= RECORDS TO USE =
>>>>

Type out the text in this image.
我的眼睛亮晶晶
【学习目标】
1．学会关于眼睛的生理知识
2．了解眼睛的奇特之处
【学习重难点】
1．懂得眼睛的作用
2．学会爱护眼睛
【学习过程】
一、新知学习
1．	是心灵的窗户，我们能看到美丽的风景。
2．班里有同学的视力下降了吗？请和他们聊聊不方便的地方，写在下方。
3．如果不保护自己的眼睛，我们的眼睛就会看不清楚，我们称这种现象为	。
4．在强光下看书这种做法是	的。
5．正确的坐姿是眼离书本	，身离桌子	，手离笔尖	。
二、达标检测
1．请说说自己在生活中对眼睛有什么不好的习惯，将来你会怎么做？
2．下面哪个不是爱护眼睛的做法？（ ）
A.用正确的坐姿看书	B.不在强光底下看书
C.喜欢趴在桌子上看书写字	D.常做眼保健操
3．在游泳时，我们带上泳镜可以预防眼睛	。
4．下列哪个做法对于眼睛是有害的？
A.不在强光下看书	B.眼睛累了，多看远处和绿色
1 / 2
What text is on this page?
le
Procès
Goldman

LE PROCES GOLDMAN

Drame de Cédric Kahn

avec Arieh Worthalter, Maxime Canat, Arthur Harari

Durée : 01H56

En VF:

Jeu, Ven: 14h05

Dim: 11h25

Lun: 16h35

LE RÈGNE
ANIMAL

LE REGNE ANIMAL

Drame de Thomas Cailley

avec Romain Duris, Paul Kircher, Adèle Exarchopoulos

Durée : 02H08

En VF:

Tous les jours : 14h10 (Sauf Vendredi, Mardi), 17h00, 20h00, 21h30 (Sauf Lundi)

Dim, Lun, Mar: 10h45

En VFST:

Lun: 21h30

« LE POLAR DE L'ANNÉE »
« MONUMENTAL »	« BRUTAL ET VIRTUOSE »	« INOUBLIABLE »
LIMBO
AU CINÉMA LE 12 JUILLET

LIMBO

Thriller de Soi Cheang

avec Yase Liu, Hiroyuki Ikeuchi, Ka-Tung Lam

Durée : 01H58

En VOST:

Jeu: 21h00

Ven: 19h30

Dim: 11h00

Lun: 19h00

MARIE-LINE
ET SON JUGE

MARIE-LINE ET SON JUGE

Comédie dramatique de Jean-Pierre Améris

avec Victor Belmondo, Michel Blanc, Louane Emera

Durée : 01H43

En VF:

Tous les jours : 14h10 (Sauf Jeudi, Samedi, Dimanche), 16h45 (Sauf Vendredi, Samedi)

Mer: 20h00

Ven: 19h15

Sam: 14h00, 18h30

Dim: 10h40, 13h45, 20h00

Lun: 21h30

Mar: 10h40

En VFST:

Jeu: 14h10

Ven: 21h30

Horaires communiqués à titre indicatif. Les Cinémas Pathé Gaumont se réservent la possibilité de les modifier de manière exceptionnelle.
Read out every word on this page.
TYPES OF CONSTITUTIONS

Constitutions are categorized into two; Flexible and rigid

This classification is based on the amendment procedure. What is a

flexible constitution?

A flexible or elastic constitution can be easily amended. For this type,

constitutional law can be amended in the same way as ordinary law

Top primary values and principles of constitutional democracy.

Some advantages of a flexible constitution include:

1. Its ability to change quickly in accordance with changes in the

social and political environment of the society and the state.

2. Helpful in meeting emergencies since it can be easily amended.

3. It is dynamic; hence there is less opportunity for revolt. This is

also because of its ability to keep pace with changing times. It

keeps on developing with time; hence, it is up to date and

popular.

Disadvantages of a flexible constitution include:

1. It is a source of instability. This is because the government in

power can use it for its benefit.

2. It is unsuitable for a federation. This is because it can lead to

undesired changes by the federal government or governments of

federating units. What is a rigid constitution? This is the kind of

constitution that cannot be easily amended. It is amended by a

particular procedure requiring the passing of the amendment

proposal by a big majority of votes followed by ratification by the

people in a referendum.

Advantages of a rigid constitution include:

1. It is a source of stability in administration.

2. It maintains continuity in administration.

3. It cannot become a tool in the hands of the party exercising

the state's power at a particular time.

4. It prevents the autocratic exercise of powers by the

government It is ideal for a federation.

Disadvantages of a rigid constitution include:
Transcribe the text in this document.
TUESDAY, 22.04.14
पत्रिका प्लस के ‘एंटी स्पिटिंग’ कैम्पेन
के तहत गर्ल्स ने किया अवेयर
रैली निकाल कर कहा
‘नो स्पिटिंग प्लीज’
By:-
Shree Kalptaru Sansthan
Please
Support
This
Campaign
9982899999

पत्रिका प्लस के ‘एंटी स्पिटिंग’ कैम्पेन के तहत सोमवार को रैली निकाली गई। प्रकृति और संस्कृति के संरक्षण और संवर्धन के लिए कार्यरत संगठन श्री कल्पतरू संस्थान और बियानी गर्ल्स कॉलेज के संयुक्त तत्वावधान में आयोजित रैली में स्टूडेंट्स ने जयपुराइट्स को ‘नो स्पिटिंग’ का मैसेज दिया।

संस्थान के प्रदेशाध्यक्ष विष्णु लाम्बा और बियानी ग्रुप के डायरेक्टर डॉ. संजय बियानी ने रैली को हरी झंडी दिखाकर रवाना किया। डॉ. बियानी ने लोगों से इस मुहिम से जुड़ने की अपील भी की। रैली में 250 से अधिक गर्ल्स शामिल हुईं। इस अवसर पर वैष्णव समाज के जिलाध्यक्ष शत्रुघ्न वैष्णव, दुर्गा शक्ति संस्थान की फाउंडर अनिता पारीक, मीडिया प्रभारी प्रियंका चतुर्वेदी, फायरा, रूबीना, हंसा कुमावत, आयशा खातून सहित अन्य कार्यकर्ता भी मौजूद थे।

<<<<

Retype all the material above precisely, with no line left out.

Type out the text in this image.
我的眼睛亮晶晶
【学习目标】
1．学会关于眼睛的生理知识
2．了解眼睛的奇特之处
【学习重难点】
1．懂得眼睛的作用
2．学会爱护眼睛
【学习过程】
一、新知学习
1．	是心灵的窗户，我们能看到美丽的风景。
2．班里有同学的视力下降了吗？请和他们聊聊不方便的地方，写在下方。
3．如果不保护自己的眼睛，我们的眼睛就会看不清楚，我们称这种现象为	。
4．在强光下看书这种做法是	的。
5．正确的坐姿是眼离书本	，身离桌子	，手离笔尖	。
二、达标检测
1．请说说自己在生活中对眼睛有什么不好的习惯，将来你会怎么做？
2．下面哪个不是爱护眼睛的做法？（ ）
A.用正确的坐姿看书	B.不在强光底下看书
C.喜欢趴在桌子上看书写字	D.常做眼保健操
3．在游泳时，我们带上泳镜可以预防眼睛	。
4．下列哪个做法对于眼睛是有害的？
A.不在强光下看书	B.眼睛累了，多看远处和绿色
1 / 2
What text is on this page?
le
Procès
Goldman

LE PROCES GOLDMAN

Drame de Cédric Kahn

avec Arieh Worthalter, Maxime Canat, Arthur Harari

Durée : 01H56

En VF:

Jeu, Ven: 14h05

Dim: 11h25

Lun: 16h35

LE RÈGNE
ANIMAL

LE REGNE ANIMAL

Drame de Thomas Cailley

avec Romain Duris, Paul Kircher, Adèle Exarchopoulos

Durée : 02H08

En VF:

Tous les jours : 14h10 (Sauf Vendredi, Mardi), 17h00, 20h00, 21h30 (Sauf Lundi)

Dim, Lun, Mar: 10h45

En VFST:

Lun: 21h30

« LE POLAR DE L'ANNÉE »
« MONUMENTAL »	« BRUTAL ET VIRTUOSE »	« INOUBLIABLE »
LIMBO
AU CINÉMA LE 12 JUILLET

LIMBO

Thriller de Soi Cheang

avec Yase Liu, Hiroyuki Ikeuchi, Ka-Tung Lam

Durée : 01H58

En VOST:

Jeu: 21h00

Ven: 19h30

Dim: 11h00

Lun: 19h00

MARIE-LINE
ET SON JUGE

MARIE-LINE ET SON JUGE

Comédie dramatique de Jean-Pierre Améris

avec Victor Belmondo, Michel Blanc, Louane Emera

Durée : 01H43

En VF:

Tous les jours : 14h10 (Sauf Jeudi, Samedi, Dimanche), 16h45 (Sauf Vendredi, Samedi)

Mer: 20h00

Ven: 19h15

Sam: 14h00, 18h30

Dim: 10h40, 13h45, 20h00

Lun: 21h30

Mar: 10h40

En VFST:

Jeu: 14h10

Ven: 21h30

Horaires communiqués à titre indicatif. Les Cinémas Pathé Gaumont se réservent la possibilité de les modifier de manière exceptionnelle.
Read out every word on this page.
TYPES OF CONSTITUTIONS

Constitutions are categorized into two; Flexible and rigid

This classification is based on the amendment procedure. What is a

flexible constitution?

A flexible or elastic constitution can be easily amended. For this type,

constitutional law can be amended in the same way as ordinary law

Top primary values and principles of constitutional democracy.

Some advantages of a flexible constitution include:

1. Its ability to change quickly in accordance with changes in the

social and political environment of the society and the state.

2. Helpful in meeting emergencies since it can be easily amended.

3. It is dynamic; hence there is less opportunity for revolt. This is

also because of its ability to keep pace with changing times. It

keeps on developing with time; hence, it is up to date and

popular.

Disadvantages of a flexible constitution include:

1. It is a source of instability. This is because the government in

power can use it for its benefit.

2. It is unsuitable for a federation. This is because it can lead to

undesired changes by the federal government or governments of

federating units. What is a rigid constitution? This is the kind of

constitution that cannot be easily amended. It is amended by a

particular procedure requiring the passing of the amendment

proposal by a big majority of votes followed by ratification by the

people in a referendum.

Advantages of a rigid constitution include:

1. It is a source of stability in administration.

2. It maintains continuity in administration.

3. It cannot become a tool in the hands of the party exercising

the state's power at a particular time.

4. It prevents the autocratic exercise of powers by the

government It is ideal for a federation.

Disadvantages of a rigid constitution include:
Transcribe the text in this document.
TUESDAY, 22.04.14
पत्रिका प्लस के ‘एंटी स्पिटिंग’ कैम्पेन
के तहत गर्ल्स ने किया अवेयर
रैली निकाल कर कहा
‘नो स्पिटिंग प्लीज’
By:-
Shree Kalptaru Sansthan
Please
Support
This
Campaign
9982899999

पत्रिका प्लस के ‘एंटी स्पिटिंग’ कैम्पेन के तहत सोमवार को रैली निकाली गई। प्रकृति और संस्कृति के संरक्षण और संवर्धन के लिए कार्यरत संगठन श्री कल्पतरू संस्थान और बियानी गर्ल्स कॉलेज के संयुक्त तत्वावधान में आयोजित रैली में स्टूडेंट्स ने जयपुराइट्स को ‘नो स्पिटिंग’ का मैसेज दिया।

संस्थान के प्रदेशाध्यक्ष विष्णु लाम्बा और बियानी ग्रुप के डायरेक्टर डॉ. संजय बियानी ने रैली को हरी झंडी दिखाकर रवाना किया। डॉ. बियानी ने लोगों से इस मुहिम से जुड़ने की अपील भी की। रैली में 250 से अधिक गर्ल्स शामिल हुईं। इस अवसर पर वैष्णव समाज के जिलाध्यक्ष शत्रुघ्न वैष्णव, दुर्गा शक्ति संस्थान की फाउंडर अनिता पारीक, मीडिया प्रभारी प्रियंका चतुर्वेदी, फायरा, रूबीना, हंसा कुमावत, आयशा खातून सहित अन्य कार्यकर्ता भी मौजूद थे।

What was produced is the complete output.